REQUIRED WORK: Please copy every line of the records below that holds the word "Sentiment".

DATASET RECORDS:
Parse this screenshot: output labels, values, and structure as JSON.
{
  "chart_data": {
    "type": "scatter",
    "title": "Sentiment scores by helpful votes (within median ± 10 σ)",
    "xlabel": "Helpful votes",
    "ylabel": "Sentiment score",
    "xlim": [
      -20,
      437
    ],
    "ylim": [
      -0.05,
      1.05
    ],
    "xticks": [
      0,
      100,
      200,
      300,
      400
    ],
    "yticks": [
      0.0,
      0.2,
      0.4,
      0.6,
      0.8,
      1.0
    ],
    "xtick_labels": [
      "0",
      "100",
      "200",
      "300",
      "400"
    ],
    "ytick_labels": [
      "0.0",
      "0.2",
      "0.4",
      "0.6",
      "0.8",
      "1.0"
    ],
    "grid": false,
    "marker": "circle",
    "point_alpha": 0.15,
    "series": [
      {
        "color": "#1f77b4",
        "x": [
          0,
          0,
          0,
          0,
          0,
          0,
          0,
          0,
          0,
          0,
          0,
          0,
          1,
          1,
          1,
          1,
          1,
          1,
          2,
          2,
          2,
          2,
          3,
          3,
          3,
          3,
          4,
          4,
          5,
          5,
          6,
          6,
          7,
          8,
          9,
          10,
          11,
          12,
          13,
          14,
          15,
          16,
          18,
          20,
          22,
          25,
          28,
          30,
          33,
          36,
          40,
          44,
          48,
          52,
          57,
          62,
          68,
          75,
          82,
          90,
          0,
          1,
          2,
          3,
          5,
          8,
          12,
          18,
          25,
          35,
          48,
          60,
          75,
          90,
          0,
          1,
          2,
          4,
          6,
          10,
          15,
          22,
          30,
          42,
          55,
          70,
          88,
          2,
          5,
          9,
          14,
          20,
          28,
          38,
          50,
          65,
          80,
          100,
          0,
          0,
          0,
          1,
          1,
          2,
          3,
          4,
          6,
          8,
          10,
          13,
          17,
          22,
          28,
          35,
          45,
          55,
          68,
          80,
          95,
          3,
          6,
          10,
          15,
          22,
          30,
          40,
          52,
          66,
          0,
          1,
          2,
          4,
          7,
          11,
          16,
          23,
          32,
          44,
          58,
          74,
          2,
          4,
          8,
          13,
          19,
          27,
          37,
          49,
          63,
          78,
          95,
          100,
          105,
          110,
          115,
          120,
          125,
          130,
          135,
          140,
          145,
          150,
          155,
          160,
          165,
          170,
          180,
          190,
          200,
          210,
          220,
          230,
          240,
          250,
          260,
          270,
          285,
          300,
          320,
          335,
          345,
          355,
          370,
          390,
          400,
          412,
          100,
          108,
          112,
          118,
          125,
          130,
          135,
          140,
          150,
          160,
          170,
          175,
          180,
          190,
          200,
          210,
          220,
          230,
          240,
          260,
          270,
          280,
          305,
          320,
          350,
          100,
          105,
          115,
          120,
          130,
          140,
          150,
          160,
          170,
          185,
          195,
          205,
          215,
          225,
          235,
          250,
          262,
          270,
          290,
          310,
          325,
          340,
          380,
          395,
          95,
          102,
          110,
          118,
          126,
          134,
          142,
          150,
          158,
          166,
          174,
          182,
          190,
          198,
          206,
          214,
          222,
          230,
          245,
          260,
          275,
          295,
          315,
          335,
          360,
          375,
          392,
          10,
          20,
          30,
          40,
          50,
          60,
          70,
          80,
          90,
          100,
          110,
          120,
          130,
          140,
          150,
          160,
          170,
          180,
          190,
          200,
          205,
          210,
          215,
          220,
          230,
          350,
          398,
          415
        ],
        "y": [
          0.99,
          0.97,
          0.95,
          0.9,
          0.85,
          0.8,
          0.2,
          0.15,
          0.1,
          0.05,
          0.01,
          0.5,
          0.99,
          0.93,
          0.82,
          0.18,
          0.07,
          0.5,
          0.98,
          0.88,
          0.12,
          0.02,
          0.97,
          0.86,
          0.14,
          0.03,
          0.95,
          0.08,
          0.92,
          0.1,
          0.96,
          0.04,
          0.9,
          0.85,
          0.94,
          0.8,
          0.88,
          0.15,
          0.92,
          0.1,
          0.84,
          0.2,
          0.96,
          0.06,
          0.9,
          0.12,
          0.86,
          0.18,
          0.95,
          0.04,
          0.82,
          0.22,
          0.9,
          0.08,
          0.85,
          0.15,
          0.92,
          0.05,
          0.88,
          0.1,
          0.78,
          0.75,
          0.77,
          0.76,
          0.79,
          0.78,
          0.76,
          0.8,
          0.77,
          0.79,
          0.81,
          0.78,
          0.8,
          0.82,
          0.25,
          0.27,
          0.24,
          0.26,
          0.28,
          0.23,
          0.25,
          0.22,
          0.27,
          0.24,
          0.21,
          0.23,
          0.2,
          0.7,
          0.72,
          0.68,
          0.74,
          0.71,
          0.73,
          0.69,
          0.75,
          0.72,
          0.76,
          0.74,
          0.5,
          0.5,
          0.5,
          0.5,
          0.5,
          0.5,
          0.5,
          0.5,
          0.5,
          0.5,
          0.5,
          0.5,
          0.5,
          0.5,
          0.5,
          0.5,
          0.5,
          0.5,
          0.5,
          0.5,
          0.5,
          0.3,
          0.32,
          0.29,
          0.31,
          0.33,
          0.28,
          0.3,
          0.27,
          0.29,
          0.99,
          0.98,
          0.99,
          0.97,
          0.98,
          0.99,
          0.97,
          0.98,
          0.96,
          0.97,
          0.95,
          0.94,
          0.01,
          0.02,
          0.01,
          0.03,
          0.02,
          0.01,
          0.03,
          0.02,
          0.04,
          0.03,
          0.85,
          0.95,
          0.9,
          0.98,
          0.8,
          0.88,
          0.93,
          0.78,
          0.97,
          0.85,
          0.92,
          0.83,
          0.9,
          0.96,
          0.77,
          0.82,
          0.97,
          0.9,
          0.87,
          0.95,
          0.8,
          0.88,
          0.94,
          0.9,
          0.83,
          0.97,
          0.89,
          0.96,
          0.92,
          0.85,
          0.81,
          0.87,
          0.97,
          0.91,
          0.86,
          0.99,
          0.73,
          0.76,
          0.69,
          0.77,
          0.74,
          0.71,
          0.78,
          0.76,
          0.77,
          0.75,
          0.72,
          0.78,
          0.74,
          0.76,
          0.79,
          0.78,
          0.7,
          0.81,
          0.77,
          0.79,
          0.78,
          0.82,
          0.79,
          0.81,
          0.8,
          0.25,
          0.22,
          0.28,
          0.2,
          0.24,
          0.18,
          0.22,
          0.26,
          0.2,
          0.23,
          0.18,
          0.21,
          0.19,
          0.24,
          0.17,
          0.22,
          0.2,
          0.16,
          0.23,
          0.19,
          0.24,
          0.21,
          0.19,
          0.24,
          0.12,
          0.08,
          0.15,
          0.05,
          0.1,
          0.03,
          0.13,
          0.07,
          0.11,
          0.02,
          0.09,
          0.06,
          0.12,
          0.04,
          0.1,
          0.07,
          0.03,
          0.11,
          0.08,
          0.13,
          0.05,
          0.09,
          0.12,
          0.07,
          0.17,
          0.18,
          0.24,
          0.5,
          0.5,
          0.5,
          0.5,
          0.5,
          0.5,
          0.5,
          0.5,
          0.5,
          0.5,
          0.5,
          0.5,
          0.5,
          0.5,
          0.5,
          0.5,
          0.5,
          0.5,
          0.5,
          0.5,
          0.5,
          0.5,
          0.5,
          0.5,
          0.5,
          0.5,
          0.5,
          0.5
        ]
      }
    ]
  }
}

TASK SOLUTION:
    "title": "Sentiment scores by helpful votes (within median ± 10 σ)",
    "ylabel": "Sentiment score",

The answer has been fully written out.